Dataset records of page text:
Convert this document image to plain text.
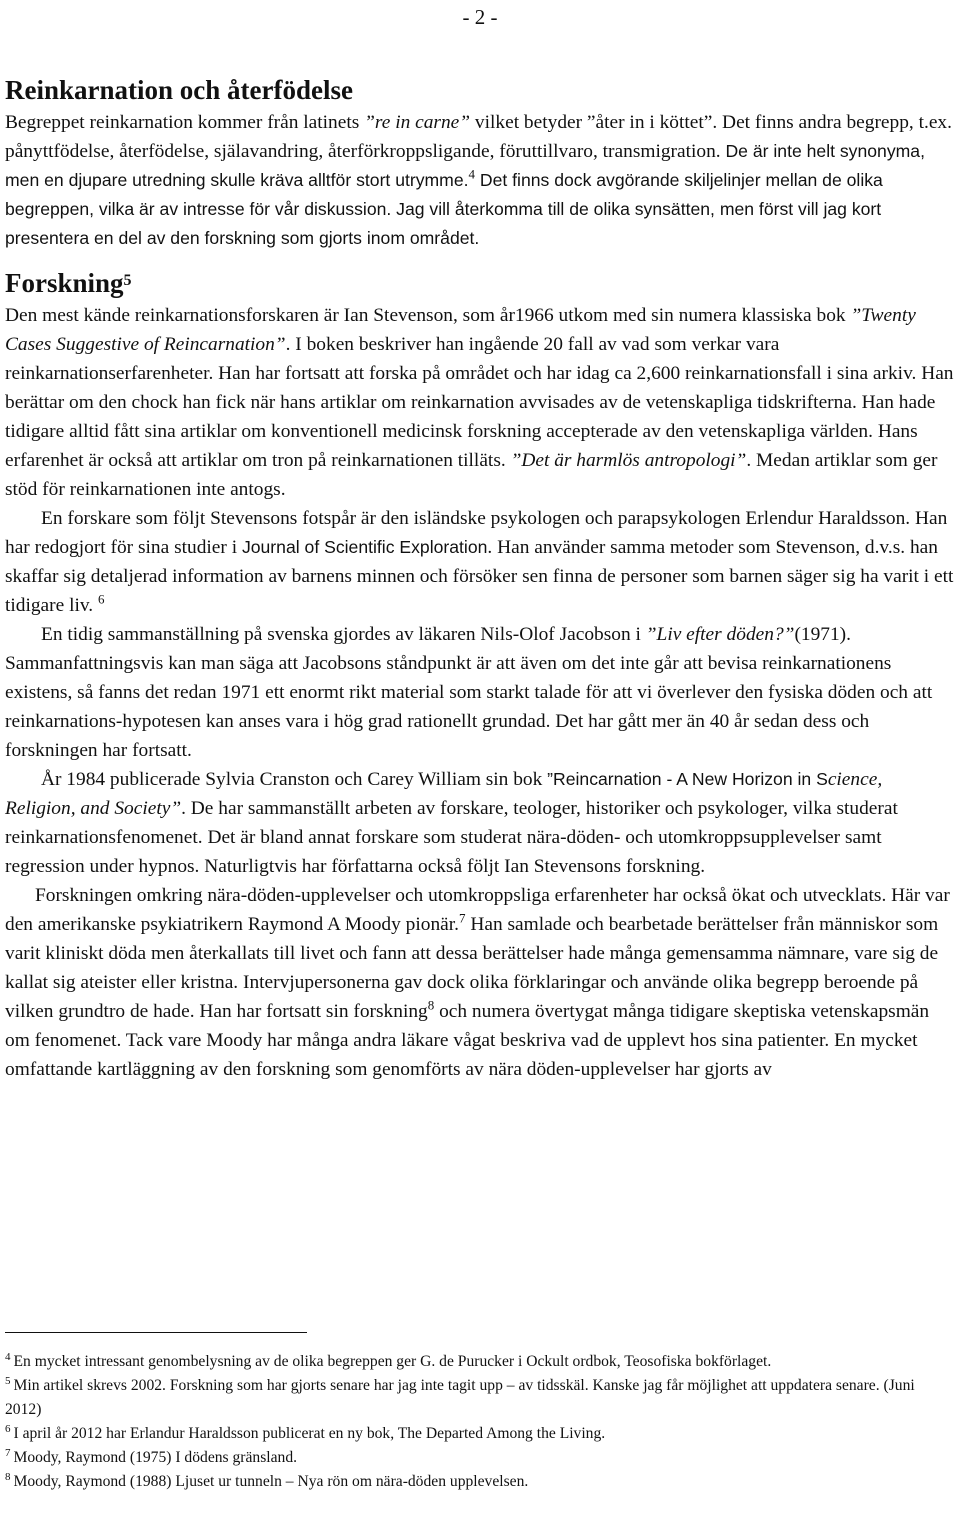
- 2 -
Reinkarnation och återfödelse

Begreppet reinkarnation kommer från latinets ”re in carne” vilket betyder ”åter in i köttet”. Det finns andra begrepp, t.ex. pånyttfödelse, återfödelse, själavandring, återförkroppsligande, föruttillvaro, transmigration. De är inte helt synonyma, men en djupare utredning skulle kräva alltför stort utrymme.$^4$ Det finns dock avgörande skiljelinjer mellan de olika begreppen, vilka är av intresse för vår diskussion. Jag vill återkomma till de olika synsätten, men först vill jag kort presentera en del av den forskning som gjorts inom området.

Forskning$^5$

Den mest kände reinkarnationsforskaren är Ian Stevenson, som år1966 utkom med sin numera klassiska bok ”Twenty Cases Suggestive of Reincarnation”. I boken beskriver han ingående 20 fall av vad som verkar vara reinkarnationserfarenheter. Han har fortsatt att forska på området och har idag ca 2,600 reinkarnationsfall i sina arkiv. Han berättar om den chock han fick när hans artiklar om reinkarnation avvisades av de vetenskapliga tidskrifterna. Han hade tidigare alltid fått sina artiklar om konventionell medicinsk forskning accepterade av den vetenskapliga världen. Hans erfarenhet är också att artiklar om tron på reinkarnationen tilläts. ”Det är harmlös antropologi”. Medan artiklar som ger stöd för reinkarnationen inte antogs.

En forskare som följt Stevensons fotspår är den isländske psykologen och parapsykologen Erlendur Haraldsson. Han har redogjort för sina studier i Journal of Scientific Exploration. Han använder samma metoder som Stevenson, d.v.s. han skaffar sig detaljerad information av barnens minnen och försöker sen finna de personer som barnen säger sig ha varit i ett tidigare liv. $^6$

En tidig sammanställning på svenska gjordes av läkaren Nils-Olof Jacobson i ”Liv efter döden?”(1971). Sammanfattningsvis kan man säga att Jacobsons ståndpunkt är att även om det inte går att bevisa reinkarnationens existens, så fanns det redan 1971 ett enormt rikt material som starkt talade för att vi överlever den fysiska döden och att reinkarnations-hypotesen kan anses vara i hög grad rationellt grundad. Det har gått mer än 40 år sedan dess och forskningen har fortsatt.

År 1984 publicerade Sylvia Cranston och Carey William sin bok ”Reincarnation - A New Horizon in Science, Religion, and Society”. De har sammanställt arbeten av forskare, teologer, historiker och psykologer, vilka studerat reinkarnationsfenomenet. Det är bland annat forskare som studerat nära-döden- och utomkroppsupplevelser samt regression under hypnos. Naturligtvis har författarna också följt Ian Stevensons forskning.

Forskningen omkring nära-döden-upplevelser och utomkroppsliga erfarenheter har också ökat och utvecklats. Här var den amerikanske psykiatrikern Raymond A Moody pionär.$^7$ Han samlade och bearbetade berättelser från människor som varit kliniskt döda men återkallats till livet och fann att dessa berättelser hade många gemensamma nämnare, vare sig de kallat sig ateister eller kristna. Intervjupersonerna gav dock olika förklaringar och använde olika begrepp beroende på vilken grundtro de hade. Han har fortsatt sin forskning$^8$ och numera övertygat många tidigare skeptiska vetenskapsmän om fenomenet. Tack vare Moody har många andra läkare vågat beskriva vad de upplevt hos sina patienter. En mycket omfattande kartläggning av den forskning som genomförts av nära döden-upplevelser har gjorts av

$^4$ En mycket intressant genombelysning av de olika begreppen ger G. de Purucker i Ockult ordbok, Teosofiska bokförlaget.

$^5$ Min artikel skrevs 2002. Forskning som har gjorts senare har jag inte tagit upp – av tidsskäl. Kanske jag får möjlighet att uppdatera senare. (Juni 2012)

$^6$ I april år 2012 har Erlandur Haraldsson publicerat en ny bok, The Departed Among the Living.

$^7$ Moody, Raymond (1975) I dödens gränsland.

$^8$ Moody, Raymond (1988) Ljuset ur tunneln – Nya rön om nära-döden upplevelsen.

**ASSIGNMENT:**
Could every line above be set down exactly, with the pictures omitted?

**PROBLEM SOLUTION:**
Convert this document image to plain text.
- 2 -
Reinkarnation och återfödelse

Begreppet reinkarnation kommer från latinets ”re in carne” vilket betyder ”åter in i köttet”. Det finns andra begrepp, t.ex. pånyttfödelse, återfödelse, själavandring, återförkroppsligande, föruttillvaro, transmigration. De är inte helt synonyma, men en djupare utredning skulle kräva alltför stort utrymme.$^4$ Det finns dock avgörande skiljelinjer mellan de olika begreppen, vilka är av intresse för vår diskussion. Jag vill återkomma till de olika synsätten, men först vill jag kort presentera en del av den forskning som gjorts inom området.

Forskning$^5$

Den mest kände reinkarnationsforskaren är Ian Stevenson, som år1966 utkom med sin numera klassiska bok ”Twenty Cases Suggestive of Reincarnation”. I boken beskriver han ingående 20 fall av vad som verkar vara reinkarnationserfarenheter. Han har fortsatt att forska på området och har idag ca 2,600 reinkarnationsfall i sina arkiv. Han berättar om den chock han fick när hans artiklar om reinkarnation avvisades av de vetenskapliga tidskrifterna. Han hade tidigare alltid fått sina artiklar om konventionell medicinsk forskning accepterade av den vetenskapliga världen. Hans erfarenhet är också att artiklar om tron på reinkarnationen tilläts. ”Det är harmlös antropologi”. Medan artiklar som ger stöd för reinkarnationen inte antogs.

En forskare som följt Stevensons fotspår är den isländske psykologen och parapsykologen Erlendur Haraldsson. Han har redogjort för sina studier i Journal of Scientific Exploration. Han använder samma metoder som Stevenson, d.v.s. han skaffar sig detaljerad information av barnens minnen och försöker sen finna de personer som barnen säger sig ha varit i ett tidigare liv. $^6$

En tidig sammanställning på svenska gjordes av läkaren Nils-Olof Jacobson i ”Liv efter döden?”(1971). Sammanfattningsvis kan man säga att Jacobsons ståndpunkt är att även om det inte går att bevisa reinkarnationens existens, så fanns det redan 1971 ett enormt rikt material som starkt talade för att vi överlever den fysiska döden och att reinkarnations-hypotesen kan anses vara i hög grad rationellt grundad. Det har gått mer än 40 år sedan dess och forskningen har fortsatt.

År 1984 publicerade Sylvia Cranston och Carey William sin bok ”Reincarnation - A New Horizon in Science, Religion, and Society”. De har sammanställt arbeten av forskare, teologer, historiker och psykologer, vilka studerat reinkarnationsfenomenet. Det är bland annat forskare som studerat nära-döden- och utomkroppsupplevelser samt regression under hypnos. Naturligtvis har författarna också följt Ian Stevensons forskning.

Forskningen omkring nära-döden-upplevelser och utomkroppsliga erfarenheter har också ökat och utvecklats. Här var den amerikanske psykiatrikern Raymond A Moody pionär.$^7$ Han samlade och bearbetade berättelser från människor som varit kliniskt döda men återkallats till livet och fann att dessa berättelser hade många gemensamma nämnare, vare sig de kallat sig ateister eller kristna. Intervjupersonerna gav dock olika förklaringar och använde olika begrepp beroende på vilken grundtro de hade. Han har fortsatt sin forskning$^8$ och numera övertygat många tidigare skeptiska vetenskapsmän om fenomenet. Tack vare Moody har många andra läkare vågat beskriva vad de upplevt hos sina patienter. En mycket omfattande kartläggning av den forskning som genomförts av nära döden-upplevelser har gjorts av

$^4$ En mycket intressant genombelysning av de olika begreppen ger G. de Purucker i Ockult ordbok, Teosofiska bokförlaget.

$^5$ Min artikel skrevs 2002. Forskning som har gjorts senare har jag inte tagit upp – av tidsskäl. Kanske jag får möjlighet att uppdatera senare. (Juni 2012)

$^6$ I april år 2012 har Erlandur Haraldsson publicerat en ny bok, The Departed Among the Living.

$^7$ Moody, Raymond (1975) I dödens gränsland.

$^8$ Moody, Raymond (1988) Ljuset ur tunneln – Nya rön om nära-döden upplevelsen.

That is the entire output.